Task to carry out:
Gather all lines in the entries that include the word "description".

Records for this exercise:
# # #

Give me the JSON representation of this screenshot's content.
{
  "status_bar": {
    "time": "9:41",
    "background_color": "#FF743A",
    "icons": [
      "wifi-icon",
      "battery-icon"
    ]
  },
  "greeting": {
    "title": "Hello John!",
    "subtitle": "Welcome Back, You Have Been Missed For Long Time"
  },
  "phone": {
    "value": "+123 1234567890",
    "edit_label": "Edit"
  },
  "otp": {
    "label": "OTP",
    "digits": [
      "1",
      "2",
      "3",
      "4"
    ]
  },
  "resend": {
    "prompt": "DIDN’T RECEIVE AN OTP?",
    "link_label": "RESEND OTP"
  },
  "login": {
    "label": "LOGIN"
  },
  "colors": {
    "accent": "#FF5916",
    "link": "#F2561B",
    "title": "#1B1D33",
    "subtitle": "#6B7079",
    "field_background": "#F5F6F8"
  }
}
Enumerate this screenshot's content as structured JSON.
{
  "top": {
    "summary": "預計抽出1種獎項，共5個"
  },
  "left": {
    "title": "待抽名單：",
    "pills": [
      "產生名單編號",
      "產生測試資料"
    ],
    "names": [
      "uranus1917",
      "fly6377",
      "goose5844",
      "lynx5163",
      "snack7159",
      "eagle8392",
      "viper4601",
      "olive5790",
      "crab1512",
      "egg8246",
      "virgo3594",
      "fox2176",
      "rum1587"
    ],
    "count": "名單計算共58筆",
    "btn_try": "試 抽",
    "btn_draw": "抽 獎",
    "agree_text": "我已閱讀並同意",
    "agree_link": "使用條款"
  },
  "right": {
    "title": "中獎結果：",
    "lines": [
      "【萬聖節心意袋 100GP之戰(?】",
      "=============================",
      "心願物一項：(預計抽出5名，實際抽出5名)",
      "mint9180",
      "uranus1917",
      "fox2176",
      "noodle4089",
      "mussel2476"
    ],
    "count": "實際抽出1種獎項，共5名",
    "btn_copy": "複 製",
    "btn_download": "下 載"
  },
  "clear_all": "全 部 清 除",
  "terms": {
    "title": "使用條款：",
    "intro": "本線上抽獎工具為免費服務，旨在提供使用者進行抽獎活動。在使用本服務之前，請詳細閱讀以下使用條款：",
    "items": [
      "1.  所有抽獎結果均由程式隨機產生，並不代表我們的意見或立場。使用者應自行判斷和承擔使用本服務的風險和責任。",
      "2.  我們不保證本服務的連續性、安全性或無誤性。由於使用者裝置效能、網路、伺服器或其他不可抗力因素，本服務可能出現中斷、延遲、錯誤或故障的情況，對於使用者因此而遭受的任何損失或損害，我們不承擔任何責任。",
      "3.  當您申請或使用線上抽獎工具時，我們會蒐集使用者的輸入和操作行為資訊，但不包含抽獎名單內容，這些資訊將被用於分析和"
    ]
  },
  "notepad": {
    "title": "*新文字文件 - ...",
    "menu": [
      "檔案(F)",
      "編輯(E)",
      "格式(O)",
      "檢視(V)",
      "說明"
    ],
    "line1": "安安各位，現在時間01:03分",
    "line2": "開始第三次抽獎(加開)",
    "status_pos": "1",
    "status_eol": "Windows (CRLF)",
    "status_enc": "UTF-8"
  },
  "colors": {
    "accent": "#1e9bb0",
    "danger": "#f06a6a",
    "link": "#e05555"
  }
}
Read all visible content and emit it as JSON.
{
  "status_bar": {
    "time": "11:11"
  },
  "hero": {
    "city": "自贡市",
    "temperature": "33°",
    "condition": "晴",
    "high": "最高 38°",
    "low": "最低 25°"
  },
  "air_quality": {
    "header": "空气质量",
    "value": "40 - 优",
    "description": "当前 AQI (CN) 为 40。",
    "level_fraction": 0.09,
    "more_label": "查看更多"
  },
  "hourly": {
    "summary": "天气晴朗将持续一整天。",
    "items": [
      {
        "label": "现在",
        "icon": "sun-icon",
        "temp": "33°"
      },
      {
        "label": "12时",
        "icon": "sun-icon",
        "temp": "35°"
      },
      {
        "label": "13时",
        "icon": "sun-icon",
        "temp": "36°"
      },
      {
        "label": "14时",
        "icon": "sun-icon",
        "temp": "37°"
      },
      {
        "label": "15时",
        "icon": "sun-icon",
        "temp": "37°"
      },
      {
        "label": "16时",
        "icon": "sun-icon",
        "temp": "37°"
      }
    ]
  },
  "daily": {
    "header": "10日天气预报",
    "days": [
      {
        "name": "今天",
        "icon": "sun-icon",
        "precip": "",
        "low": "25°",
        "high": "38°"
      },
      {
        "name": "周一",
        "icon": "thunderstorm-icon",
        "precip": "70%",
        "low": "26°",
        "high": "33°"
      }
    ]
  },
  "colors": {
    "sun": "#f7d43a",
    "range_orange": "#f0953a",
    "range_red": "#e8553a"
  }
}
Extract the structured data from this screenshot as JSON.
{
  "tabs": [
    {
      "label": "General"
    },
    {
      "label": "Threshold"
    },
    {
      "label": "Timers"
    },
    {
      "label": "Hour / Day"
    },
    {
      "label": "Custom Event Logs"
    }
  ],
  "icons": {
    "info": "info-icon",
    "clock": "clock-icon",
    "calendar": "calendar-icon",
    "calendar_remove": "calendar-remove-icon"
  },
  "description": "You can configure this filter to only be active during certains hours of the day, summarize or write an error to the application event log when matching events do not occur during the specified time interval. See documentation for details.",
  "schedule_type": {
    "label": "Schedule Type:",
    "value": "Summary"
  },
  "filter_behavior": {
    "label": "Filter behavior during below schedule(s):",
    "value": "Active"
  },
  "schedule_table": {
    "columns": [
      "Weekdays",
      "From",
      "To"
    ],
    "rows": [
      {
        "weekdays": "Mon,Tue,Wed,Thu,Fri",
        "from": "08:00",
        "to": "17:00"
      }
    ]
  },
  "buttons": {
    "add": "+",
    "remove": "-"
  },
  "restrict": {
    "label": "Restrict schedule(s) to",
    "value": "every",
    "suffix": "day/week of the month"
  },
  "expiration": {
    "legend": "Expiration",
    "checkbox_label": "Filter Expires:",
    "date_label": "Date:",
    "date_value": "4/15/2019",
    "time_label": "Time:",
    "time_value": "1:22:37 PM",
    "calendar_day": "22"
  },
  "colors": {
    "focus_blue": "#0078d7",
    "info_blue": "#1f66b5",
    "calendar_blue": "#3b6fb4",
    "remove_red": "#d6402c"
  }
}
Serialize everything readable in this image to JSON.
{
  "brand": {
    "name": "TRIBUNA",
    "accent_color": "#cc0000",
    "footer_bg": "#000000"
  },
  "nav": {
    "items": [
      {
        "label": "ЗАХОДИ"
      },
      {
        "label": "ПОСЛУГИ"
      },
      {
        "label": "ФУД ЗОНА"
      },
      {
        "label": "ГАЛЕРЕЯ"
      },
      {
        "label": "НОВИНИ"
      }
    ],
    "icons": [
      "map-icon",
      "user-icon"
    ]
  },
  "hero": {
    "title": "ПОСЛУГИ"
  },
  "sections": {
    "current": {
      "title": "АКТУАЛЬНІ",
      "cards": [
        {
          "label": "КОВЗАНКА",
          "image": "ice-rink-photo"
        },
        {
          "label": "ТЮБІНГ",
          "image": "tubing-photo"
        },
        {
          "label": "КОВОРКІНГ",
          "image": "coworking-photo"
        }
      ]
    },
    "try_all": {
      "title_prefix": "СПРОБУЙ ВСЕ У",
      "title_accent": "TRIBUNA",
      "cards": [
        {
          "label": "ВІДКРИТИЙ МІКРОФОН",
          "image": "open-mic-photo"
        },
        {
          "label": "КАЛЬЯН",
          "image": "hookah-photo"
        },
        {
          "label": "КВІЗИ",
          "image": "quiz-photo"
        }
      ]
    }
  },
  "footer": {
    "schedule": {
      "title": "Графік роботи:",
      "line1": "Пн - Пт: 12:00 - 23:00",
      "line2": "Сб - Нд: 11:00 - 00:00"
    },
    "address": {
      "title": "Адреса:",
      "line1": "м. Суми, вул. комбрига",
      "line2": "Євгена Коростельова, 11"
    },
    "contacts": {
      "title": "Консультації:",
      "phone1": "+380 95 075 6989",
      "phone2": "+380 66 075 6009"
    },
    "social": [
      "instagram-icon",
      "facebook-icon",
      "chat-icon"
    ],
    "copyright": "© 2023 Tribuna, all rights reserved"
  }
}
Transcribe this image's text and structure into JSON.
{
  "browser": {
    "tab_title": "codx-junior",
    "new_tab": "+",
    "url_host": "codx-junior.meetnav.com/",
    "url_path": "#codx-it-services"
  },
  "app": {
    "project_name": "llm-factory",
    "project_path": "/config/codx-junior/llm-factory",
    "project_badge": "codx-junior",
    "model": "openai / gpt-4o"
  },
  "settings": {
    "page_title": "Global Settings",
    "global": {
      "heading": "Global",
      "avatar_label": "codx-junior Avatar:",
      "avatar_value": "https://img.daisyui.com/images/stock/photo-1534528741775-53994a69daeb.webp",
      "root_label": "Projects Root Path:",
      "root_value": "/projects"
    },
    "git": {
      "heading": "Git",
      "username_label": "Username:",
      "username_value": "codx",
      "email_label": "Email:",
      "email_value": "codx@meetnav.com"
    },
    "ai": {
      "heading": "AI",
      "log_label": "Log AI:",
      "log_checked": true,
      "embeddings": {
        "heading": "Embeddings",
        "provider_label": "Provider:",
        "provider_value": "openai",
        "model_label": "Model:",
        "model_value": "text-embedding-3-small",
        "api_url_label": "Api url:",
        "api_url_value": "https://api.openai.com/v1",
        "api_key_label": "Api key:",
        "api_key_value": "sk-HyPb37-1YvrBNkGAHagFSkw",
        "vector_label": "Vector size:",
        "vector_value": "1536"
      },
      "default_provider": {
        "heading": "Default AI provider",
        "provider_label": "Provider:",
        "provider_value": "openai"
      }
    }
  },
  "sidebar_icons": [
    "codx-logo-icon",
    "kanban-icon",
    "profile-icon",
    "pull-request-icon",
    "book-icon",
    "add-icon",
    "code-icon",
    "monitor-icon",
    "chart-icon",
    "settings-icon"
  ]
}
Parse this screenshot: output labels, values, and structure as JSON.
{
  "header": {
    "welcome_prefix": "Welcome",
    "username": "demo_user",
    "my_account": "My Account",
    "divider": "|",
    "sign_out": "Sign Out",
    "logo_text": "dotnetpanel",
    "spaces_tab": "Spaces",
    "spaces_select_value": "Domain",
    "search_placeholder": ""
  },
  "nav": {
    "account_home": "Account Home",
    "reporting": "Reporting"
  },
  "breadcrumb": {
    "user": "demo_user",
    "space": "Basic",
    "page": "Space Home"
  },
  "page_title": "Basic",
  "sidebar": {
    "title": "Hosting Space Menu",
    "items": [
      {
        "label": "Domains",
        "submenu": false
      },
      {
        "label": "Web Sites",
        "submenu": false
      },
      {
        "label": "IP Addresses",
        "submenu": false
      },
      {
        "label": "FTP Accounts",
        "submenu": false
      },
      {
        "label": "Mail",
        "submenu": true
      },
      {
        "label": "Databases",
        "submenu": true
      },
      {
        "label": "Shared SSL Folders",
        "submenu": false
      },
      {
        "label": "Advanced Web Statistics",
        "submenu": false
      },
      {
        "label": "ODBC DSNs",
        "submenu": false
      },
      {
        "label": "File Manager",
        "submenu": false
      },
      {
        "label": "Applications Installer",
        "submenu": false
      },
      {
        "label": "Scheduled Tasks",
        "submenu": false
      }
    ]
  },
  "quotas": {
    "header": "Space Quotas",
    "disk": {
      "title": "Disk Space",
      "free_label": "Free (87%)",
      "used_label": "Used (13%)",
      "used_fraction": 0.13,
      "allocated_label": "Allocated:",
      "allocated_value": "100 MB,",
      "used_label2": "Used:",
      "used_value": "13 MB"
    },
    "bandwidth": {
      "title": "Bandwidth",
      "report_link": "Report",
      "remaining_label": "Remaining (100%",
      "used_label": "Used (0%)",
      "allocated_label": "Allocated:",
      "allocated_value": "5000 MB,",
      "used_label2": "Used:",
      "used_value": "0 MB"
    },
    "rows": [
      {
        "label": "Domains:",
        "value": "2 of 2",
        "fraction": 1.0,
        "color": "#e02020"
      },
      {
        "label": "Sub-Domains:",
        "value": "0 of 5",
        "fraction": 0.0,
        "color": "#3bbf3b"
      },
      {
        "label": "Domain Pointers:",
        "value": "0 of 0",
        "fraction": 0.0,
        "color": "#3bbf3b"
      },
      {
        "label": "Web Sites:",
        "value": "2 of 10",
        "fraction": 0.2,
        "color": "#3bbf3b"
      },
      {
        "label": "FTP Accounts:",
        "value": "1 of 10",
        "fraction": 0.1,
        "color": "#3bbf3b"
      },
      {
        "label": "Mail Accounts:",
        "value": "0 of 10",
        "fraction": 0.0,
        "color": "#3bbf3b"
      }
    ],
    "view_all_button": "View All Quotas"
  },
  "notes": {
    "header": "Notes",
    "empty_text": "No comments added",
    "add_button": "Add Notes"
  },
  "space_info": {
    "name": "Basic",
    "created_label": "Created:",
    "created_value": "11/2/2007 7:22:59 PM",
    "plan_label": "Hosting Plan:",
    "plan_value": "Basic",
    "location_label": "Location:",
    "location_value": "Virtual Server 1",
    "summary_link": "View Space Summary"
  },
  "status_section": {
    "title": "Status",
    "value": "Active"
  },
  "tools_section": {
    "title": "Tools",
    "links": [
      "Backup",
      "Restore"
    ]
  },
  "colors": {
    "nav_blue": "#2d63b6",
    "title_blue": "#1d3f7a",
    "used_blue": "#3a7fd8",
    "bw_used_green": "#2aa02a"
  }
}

# # #

Expected answer:
    "description": "当前 AQI (CN) 为 40。",
  "description": "You can configure this filter to only be active during certains hours of the day, summarize or write an error to the application event log when matching events do not occur during the specified time interval. See documentation for details.",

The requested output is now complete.